--- START ---

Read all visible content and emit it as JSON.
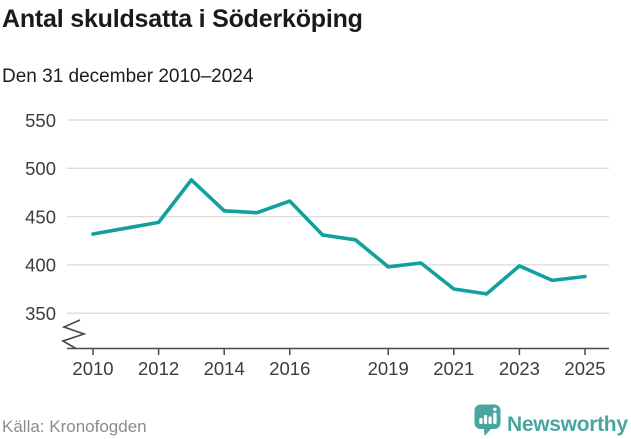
{
  "header": {
    "title": "Antal skuldsatta i Söderköping",
    "subtitle": "Den 31 december 2010–2024"
  },
  "footer": {
    "source": "Källa: Kronofogden",
    "brand_name": "Newsworthy"
  },
  "chart_data": {
    "type": "line",
    "title": "Antal skuldsatta i Söderköping",
    "subtitle": "Den 31 december 2010–2024",
    "x_plot_years": [
      2010,
      2011,
      2012,
      2013,
      2014,
      2015,
      2016,
      2017,
      2018,
      2019,
      2020,
      2021,
      2022,
      2023,
      2024,
      2025
    ],
    "values": [
      432,
      438,
      444,
      488,
      456,
      454,
      466,
      431,
      426,
      398,
      402,
      375,
      370,
      399,
      384,
      388
    ],
    "x_ticks": [
      {
        "year": 2010,
        "label": "2010"
      },
      {
        "year": 2012,
        "label": "2012"
      },
      {
        "year": 2014,
        "label": "2014"
      },
      {
        "year": 2016,
        "label": "2016"
      },
      {
        "year": 2019,
        "label": "2019"
      },
      {
        "year": 2021,
        "label": "2021"
      },
      {
        "year": 2023,
        "label": "2023"
      },
      {
        "year": 2025,
        "label": "2025"
      }
    ],
    "y_ticks": [
      550,
      500,
      450,
      400,
      350
    ],
    "ylim_shown": [
      330,
      565
    ],
    "y_axis_break": true,
    "grid": "horizontal",
    "legend": "none",
    "colors": {
      "line": "#12a09f",
      "grid": "#dcdcdc",
      "axis": "#4a4a4a",
      "tick_text": "#3d3d3d",
      "brand_teal": "#4aa5a0"
    }
  }
}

--- END ---

GIVEN REQUEST: Output the entries above exactly, without their pictures.

SOLUTION FOR THIS PROBLEM:
Read all visible content and emit it as JSON.
{
  "header": {
    "title": "Antal skuldsatta i Söderköping",
    "subtitle": "Den 31 december 2010–2024"
  },
  "footer": {
    "source": "Källa: Kronofogden",
    "brand_name": "Newsworthy"
  },
  "chart_data": {
    "type": "line",
    "title": "Antal skuldsatta i Söderköping",
    "subtitle": "Den 31 december 2010–2024",
    "x_plot_years": [
      2010,
      2011,
      2012,
      2013,
      2014,
      2015,
      2016,
      2017,
      2018,
      2019,
      2020,
      2021,
      2022,
      2023,
      2024,
      2025
    ],
    "values": [
      432,
      438,
      444,
      488,
      456,
      454,
      466,
      431,
      426,
      398,
      402,
      375,
      370,
      399,
      384,
      388
    ],
    "x_ticks": [
      {
        "year": 2010,
        "label": "2010"
      },
      {
        "year": 2012,
        "label": "2012"
      },
      {
        "year": 2014,
        "label": "2014"
      },
      {
        "year": 2016,
        "label": "2016"
      },
      {
        "year": 2019,
        "label": "2019"
      },
      {
        "year": 2021,
        "label": "2021"
      },
      {
        "year": 2023,
        "label": "2023"
      },
      {
        "year": 2025,
        "label": "2025"
      }
    ],
    "y_ticks": [
      550,
      500,
      450,
      400,
      350
    ],
    "ylim_shown": [
      330,
      565
    ],
    "y_axis_break": true,
    "grid": "horizontal",
    "legend": "none",
    "colors": {
      "line": "#12a09f",
      "grid": "#dcdcdc",
      "axis": "#4a4a4a",
      "tick_text": "#3d3d3d",
      "brand_teal": "#4aa5a0"
    }
  }
}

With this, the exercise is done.